What is needed
Your task is to copy the material exactly.

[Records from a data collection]
◇ ◇ ◇ ◇ ◇ ◇ ◇

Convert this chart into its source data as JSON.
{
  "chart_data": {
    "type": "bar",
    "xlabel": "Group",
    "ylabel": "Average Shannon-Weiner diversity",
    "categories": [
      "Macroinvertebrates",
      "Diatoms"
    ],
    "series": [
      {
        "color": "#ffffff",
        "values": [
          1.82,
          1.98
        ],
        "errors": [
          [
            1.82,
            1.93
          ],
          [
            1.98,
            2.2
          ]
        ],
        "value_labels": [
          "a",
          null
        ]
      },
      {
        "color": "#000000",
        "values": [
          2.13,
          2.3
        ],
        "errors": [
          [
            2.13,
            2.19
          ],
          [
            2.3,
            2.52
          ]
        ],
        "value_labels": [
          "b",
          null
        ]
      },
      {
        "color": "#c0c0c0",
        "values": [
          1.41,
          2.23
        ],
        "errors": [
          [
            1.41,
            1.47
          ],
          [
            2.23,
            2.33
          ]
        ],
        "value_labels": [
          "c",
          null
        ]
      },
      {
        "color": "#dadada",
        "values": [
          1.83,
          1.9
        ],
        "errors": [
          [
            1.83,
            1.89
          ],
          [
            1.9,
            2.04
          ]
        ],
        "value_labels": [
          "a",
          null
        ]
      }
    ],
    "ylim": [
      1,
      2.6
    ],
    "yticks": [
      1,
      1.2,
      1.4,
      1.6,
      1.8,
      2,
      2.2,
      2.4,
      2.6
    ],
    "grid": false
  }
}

◇ ◇ ◇ ◇ ◇ ◇ ◇

Correct response
Convert this chart into its source data as JSON.
{
  "chart_data": {
    "type": "bar",
    "xlabel": "Group",
    "ylabel": "Average Shannon-Weiner diversity",
    "categories": [
      "Macroinvertebrates",
      "Diatoms"
    ],
    "series": [
      {
        "color": "#ffffff",
        "values": [
          1.82,
          1.98
        ],
        "errors": [
          [
            1.82,
            1.93
          ],
          [
            1.98,
            2.2
          ]
        ],
        "value_labels": [
          "a",
          null
        ]
      },
      {
        "color": "#000000",
        "values": [
          2.13,
          2.3
        ],
        "errors": [
          [
            2.13,
            2.19
          ],
          [
            2.3,
            2.52
          ]
        ],
        "value_labels": [
          "b",
          null
        ]
      },
      {
        "color": "#c0c0c0",
        "values": [
          1.41,
          2.23
        ],
        "errors": [
          [
            1.41,
            1.47
          ],
          [
            2.23,
            2.33
          ]
        ],
        "value_labels": [
          "c",
          null
        ]
      },
      {
        "color": "#dadada",
        "values": [
          1.83,
          1.9
        ],
        "errors": [
          [
            1.83,
            1.89
          ],
          [
            1.9,
            2.04
          ]
        ],
        "value_labels": [
          "a",
          null
        ]
      }
    ],
    "ylim": [
      1,
      2.6
    ],
    "yticks": [
      1,
      1.2,
      1.4,
      1.6,
      1.8,
      2,
      2.2,
      2.4,
      2.6
    ],
    "grid": false
  }
}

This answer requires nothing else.